GIVEN INFORMATION:
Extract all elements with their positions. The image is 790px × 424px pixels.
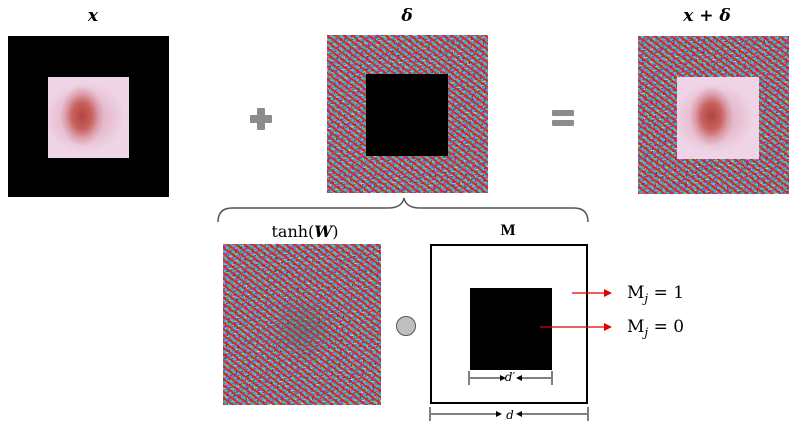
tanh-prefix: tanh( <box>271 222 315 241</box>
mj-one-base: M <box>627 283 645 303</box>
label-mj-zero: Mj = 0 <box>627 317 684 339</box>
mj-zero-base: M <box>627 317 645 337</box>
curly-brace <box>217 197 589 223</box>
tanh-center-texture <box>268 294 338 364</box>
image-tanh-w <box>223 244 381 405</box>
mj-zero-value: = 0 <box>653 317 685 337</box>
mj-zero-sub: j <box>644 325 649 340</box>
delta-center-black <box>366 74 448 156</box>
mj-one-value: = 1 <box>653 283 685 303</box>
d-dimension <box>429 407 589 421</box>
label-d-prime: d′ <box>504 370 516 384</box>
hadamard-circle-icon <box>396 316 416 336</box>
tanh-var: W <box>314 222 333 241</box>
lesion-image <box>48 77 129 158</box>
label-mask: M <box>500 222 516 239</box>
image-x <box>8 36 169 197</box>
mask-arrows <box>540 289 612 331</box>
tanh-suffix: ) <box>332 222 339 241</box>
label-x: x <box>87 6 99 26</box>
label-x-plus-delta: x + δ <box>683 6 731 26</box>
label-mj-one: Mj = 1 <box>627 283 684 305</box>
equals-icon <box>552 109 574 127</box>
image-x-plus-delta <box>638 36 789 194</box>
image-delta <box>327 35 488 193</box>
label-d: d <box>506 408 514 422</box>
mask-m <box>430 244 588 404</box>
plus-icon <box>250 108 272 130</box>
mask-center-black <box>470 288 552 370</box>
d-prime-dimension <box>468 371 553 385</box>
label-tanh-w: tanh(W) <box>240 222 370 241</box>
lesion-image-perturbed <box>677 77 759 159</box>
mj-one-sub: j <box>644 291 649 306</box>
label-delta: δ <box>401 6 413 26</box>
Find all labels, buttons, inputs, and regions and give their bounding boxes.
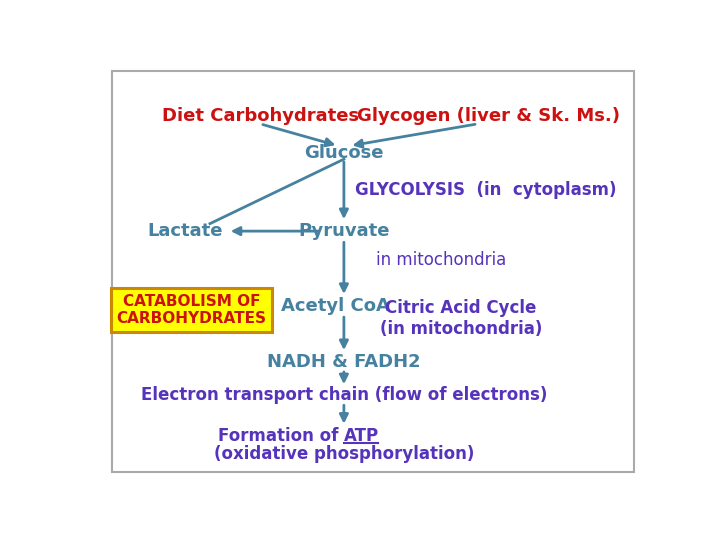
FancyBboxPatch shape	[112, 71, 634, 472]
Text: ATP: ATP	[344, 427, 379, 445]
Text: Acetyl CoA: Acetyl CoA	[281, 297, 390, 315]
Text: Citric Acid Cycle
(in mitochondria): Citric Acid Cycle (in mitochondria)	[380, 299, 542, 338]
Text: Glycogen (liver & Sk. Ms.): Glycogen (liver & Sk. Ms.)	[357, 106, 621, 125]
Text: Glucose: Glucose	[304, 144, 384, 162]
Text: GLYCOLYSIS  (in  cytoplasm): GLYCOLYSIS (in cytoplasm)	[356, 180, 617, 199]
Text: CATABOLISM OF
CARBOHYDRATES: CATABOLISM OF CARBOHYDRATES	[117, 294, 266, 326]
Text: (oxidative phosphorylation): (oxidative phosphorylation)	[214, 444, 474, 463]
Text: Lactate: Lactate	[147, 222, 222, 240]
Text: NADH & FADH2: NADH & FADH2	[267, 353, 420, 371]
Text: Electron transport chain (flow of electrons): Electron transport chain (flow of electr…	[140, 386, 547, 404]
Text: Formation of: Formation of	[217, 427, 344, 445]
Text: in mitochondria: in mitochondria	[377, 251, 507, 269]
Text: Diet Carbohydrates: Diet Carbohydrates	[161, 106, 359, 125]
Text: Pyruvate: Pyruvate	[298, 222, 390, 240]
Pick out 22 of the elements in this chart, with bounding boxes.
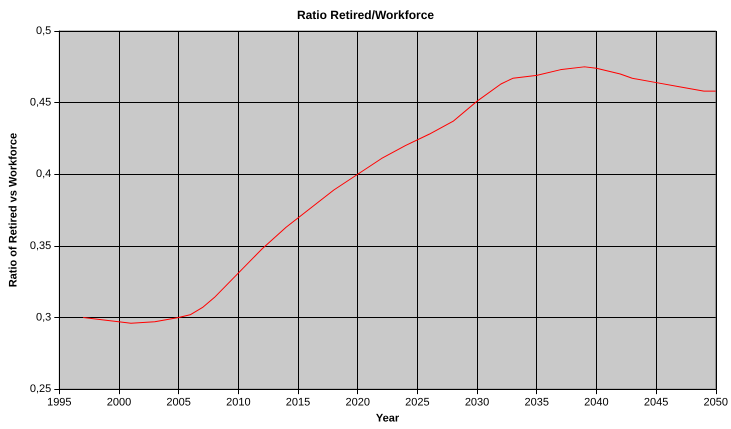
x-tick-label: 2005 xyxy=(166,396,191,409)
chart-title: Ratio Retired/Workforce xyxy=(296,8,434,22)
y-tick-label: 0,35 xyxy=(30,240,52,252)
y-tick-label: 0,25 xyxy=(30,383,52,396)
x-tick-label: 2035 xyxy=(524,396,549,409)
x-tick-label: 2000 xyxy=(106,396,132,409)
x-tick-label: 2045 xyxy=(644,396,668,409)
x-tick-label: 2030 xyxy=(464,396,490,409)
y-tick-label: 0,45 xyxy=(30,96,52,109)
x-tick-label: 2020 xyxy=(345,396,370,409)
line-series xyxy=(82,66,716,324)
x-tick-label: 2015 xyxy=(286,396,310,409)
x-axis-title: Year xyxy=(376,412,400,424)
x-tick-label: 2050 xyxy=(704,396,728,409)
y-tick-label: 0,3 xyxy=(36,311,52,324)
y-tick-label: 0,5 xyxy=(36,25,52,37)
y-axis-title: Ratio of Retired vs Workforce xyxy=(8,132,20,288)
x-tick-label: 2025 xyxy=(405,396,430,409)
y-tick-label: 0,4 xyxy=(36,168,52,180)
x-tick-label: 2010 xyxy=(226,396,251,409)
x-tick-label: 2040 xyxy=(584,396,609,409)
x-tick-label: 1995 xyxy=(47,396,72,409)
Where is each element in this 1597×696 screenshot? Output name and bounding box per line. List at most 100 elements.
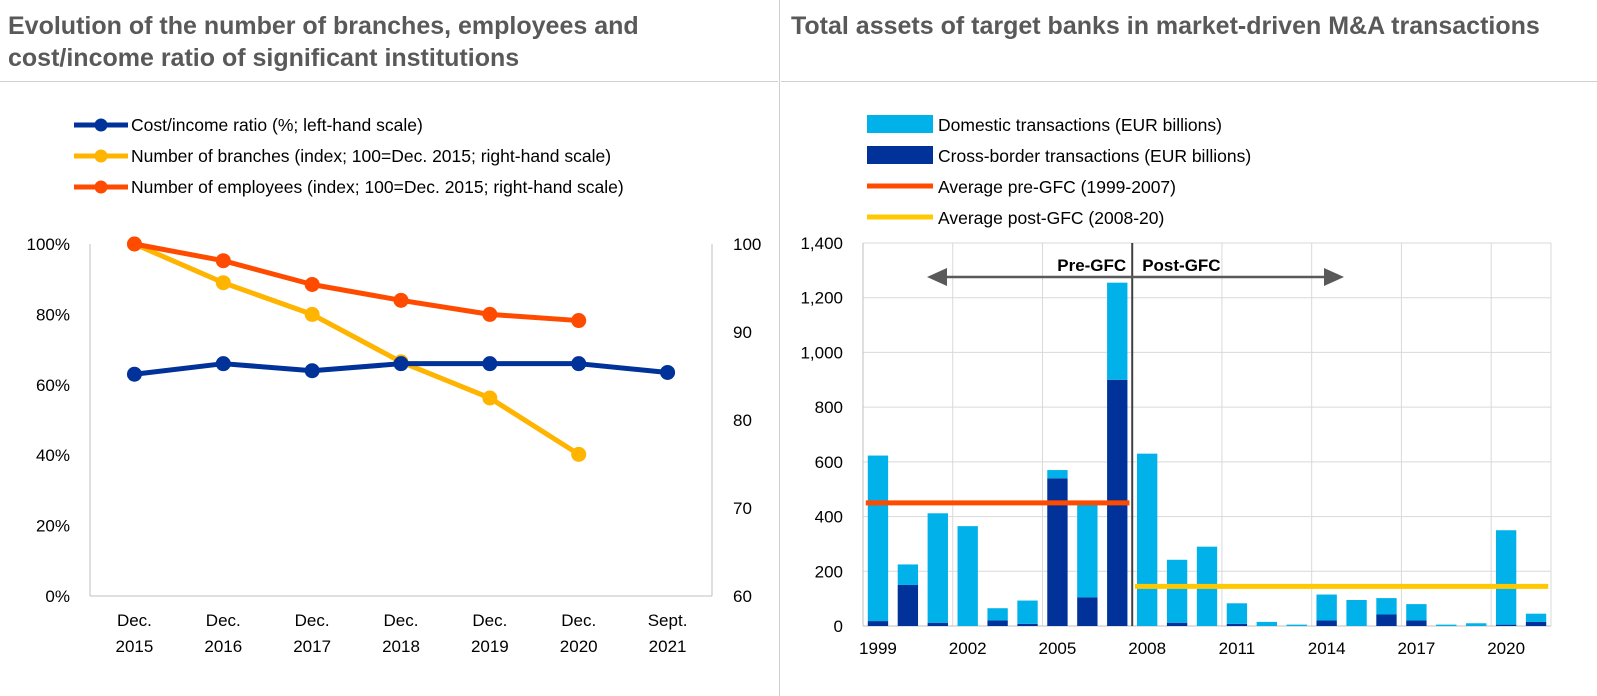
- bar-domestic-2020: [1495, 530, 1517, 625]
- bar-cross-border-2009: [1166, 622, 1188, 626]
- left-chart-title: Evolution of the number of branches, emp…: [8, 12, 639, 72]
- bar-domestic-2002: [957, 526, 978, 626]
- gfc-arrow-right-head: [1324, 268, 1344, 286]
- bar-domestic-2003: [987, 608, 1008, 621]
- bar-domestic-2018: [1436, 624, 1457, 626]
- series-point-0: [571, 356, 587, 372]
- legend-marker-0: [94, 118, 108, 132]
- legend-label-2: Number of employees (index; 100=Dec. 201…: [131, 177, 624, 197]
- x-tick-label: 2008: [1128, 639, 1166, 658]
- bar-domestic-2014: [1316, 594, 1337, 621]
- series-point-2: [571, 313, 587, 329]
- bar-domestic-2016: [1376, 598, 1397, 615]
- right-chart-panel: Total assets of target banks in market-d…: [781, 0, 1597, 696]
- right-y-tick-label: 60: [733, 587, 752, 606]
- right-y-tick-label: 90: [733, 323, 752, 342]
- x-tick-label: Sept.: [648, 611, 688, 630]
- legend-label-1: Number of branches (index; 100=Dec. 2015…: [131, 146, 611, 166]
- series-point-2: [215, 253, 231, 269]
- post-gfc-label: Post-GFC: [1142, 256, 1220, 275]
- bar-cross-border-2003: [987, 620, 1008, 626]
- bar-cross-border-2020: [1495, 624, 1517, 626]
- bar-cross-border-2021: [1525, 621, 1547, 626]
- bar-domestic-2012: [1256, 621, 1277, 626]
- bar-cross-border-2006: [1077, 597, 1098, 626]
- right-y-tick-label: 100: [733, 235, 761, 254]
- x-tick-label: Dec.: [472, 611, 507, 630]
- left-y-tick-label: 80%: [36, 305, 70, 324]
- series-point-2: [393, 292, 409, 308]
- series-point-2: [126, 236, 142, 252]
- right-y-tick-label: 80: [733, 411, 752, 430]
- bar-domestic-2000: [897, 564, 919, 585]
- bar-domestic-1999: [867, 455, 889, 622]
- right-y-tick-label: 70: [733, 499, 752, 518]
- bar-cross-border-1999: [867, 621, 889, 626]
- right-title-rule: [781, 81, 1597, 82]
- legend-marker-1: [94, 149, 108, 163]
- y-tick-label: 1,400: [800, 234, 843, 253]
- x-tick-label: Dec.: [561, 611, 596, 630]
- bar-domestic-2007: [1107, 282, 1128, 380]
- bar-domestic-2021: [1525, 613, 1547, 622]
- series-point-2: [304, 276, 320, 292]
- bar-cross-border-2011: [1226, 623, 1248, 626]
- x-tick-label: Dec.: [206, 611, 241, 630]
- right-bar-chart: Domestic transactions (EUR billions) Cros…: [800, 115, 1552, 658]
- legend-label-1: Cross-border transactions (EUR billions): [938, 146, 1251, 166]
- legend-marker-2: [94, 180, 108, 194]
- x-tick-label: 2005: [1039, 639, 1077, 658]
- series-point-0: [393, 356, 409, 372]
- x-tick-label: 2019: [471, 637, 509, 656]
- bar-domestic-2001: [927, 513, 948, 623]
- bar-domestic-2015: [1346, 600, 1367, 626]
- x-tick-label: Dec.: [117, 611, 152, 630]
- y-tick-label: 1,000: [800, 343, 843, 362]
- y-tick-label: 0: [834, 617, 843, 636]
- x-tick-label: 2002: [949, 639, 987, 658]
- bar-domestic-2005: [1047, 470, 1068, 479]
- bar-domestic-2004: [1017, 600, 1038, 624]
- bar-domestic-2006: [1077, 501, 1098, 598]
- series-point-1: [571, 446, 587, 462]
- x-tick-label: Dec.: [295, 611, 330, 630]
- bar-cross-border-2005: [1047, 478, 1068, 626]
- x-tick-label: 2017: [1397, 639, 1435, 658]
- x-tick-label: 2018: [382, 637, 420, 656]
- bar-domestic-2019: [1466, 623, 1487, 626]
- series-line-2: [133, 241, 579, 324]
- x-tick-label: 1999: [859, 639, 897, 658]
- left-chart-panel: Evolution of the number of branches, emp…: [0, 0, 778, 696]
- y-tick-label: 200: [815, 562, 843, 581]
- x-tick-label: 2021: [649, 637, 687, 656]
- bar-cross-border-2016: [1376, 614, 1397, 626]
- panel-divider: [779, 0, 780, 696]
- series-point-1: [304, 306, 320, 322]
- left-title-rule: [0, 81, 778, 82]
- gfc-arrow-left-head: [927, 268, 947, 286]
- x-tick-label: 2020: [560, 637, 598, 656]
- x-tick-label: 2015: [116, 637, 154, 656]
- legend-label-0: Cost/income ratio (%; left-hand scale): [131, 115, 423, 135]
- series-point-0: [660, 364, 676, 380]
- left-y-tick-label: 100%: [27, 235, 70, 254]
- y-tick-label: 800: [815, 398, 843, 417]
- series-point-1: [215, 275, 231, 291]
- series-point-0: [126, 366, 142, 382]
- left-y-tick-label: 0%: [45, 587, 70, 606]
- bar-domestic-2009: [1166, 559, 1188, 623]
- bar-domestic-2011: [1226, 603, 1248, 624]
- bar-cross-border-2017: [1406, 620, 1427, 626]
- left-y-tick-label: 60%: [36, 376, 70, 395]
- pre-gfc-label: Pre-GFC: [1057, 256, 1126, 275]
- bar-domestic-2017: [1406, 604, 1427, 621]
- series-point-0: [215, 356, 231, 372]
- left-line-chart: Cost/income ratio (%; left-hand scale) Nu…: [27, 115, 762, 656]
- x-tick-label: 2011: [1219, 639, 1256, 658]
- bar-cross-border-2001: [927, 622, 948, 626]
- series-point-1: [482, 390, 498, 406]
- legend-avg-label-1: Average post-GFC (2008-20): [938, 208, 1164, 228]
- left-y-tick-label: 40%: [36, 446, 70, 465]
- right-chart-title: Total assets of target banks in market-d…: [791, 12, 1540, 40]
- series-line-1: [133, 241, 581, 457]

WHAT TO PRODUCE:
Copy out every line from the one that contains "71, 634, 472]" to the one that contains "Pick out 22", including both of those lines.

RESULT OF THE EXERCISE:
FancyBboxPatch shape	[112, 71, 634, 472]
Text: ATP: ATP	[344, 427, 379, 445]
Text: Acetyl CoA: Acetyl CoA	[281, 297, 390, 315]
Text: Citric Acid Cycle
(in mitochondria): Citric Acid Cycle (in mitochondria)	[380, 299, 542, 338]
Text: Glycogen (liver & Sk. Ms.): Glycogen (liver & Sk. Ms.)	[357, 106, 621, 125]
Text: Glucose: Glucose	[304, 144, 384, 162]
Text: GLYCOLYSIS  (in  cytoplasm): GLYCOLYSIS (in cytoplasm)	[356, 180, 617, 199]
Text: CATABOLISM OF
CARBOHYDRATES: CATABOLISM OF CARBOHYDRATES	[117, 294, 266, 326]
Text: (oxidative phosphorylation): (oxidative phosphorylation)	[214, 444, 474, 463]
Text: Lactate: Lactate	[147, 222, 222, 240]
Text: NADH & FADH2: NADH & FADH2	[267, 353, 420, 371]
Text: Electron transport chain (flow of electrons): Electron transport chain (flow of electr…	[140, 386, 547, 404]
Text: Formation of: Formation of	[217, 427, 344, 445]
Text: in mitochondria: in mitochondria	[377, 251, 507, 269]
Text: Diet Carbohydrates: Diet Carbohydrates	[161, 106, 359, 125]
Text: Pyruvate: Pyruvate	[298, 222, 390, 240]
Pick out 22 of the elements in this chart, with bounding boxes.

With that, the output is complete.